Do this — Below is a block of records. Copy every line in it that contains the word "CARGA".

Data —
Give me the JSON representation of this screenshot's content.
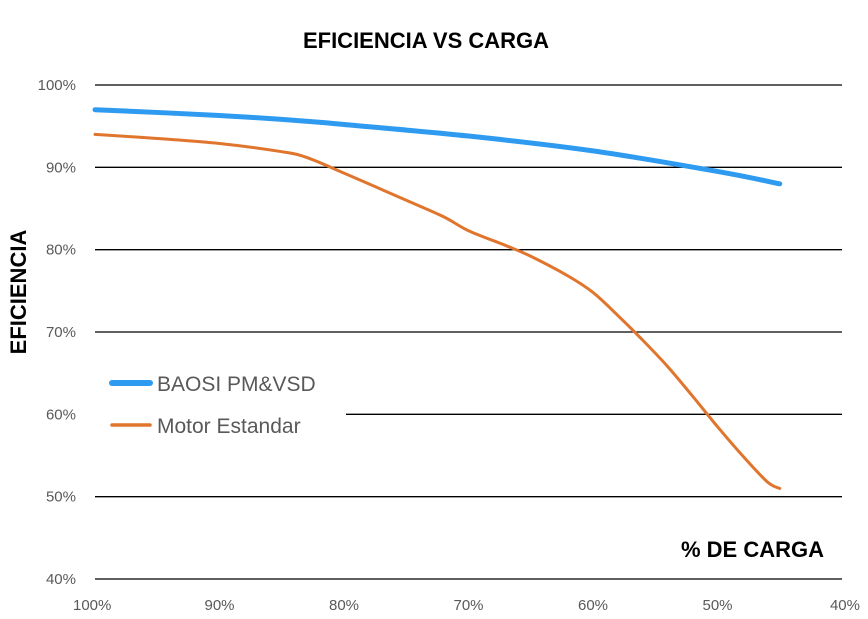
{
  "chart_data": {
    "type": "line",
    "title": "EFICIENCIA VS CARGA",
    "xlabel": "% DE CARGA",
    "ylabel": "EFICIENCIA",
    "x_reversed": true,
    "xlim": [
      100,
      40
    ],
    "ylim": [
      40,
      100
    ],
    "x_ticks": [
      {
        "value": 100,
        "label": "100%"
      },
      {
        "value": 90,
        "label": "90%"
      },
      {
        "value": 80,
        "label": "80%"
      },
      {
        "value": 70,
        "label": "70%"
      },
      {
        "value": 60,
        "label": "60%"
      },
      {
        "value": 50,
        "label": "50%"
      },
      {
        "value": 40,
        "label": "40%"
      }
    ],
    "y_ticks": [
      {
        "value": 100,
        "label": "100%"
      },
      {
        "value": 90,
        "label": "90%"
      },
      {
        "value": 80,
        "label": "80%"
      },
      {
        "value": 70,
        "label": "70%"
      },
      {
        "value": 60,
        "label": "60%"
      },
      {
        "value": 50,
        "label": "50%"
      },
      {
        "value": 40,
        "label": "40%"
      }
    ],
    "grid": true,
    "legend": "middle-left",
    "series": [
      {
        "name": "BAOSI PM&VSD",
        "color": "#2E9BF0",
        "points": [
          [
            100,
            97
          ],
          [
            90,
            96.3
          ],
          [
            83,
            95.6
          ],
          [
            80,
            95.2
          ],
          [
            70,
            93.8
          ],
          [
            60,
            92
          ],
          [
            50,
            89.5
          ],
          [
            45,
            88
          ]
        ]
      },
      {
        "name": "Motor Estandar",
        "color": "#E0752D",
        "points": [
          [
            100,
            94
          ],
          [
            95,
            93.5
          ],
          [
            90,
            92.9
          ],
          [
            85,
            91.9
          ],
          [
            83,
            91.2
          ],
          [
            80,
            89.3
          ],
          [
            75,
            86
          ],
          [
            72,
            84
          ],
          [
            70,
            82.3
          ],
          [
            67,
            80.5
          ],
          [
            65,
            79.2
          ],
          [
            62,
            76.8
          ],
          [
            60,
            74.8
          ],
          [
            58,
            72
          ],
          [
            56,
            69
          ],
          [
            54,
            65.8
          ],
          [
            52,
            62.2
          ],
          [
            50,
            58.5
          ],
          [
            48,
            55
          ],
          [
            46,
            51.8
          ],
          [
            45,
            51
          ]
        ]
      }
    ]
  }
}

Worked solution —
    "title": "EFICIENCIA VS CARGA",
    "xlabel": "% DE CARGA",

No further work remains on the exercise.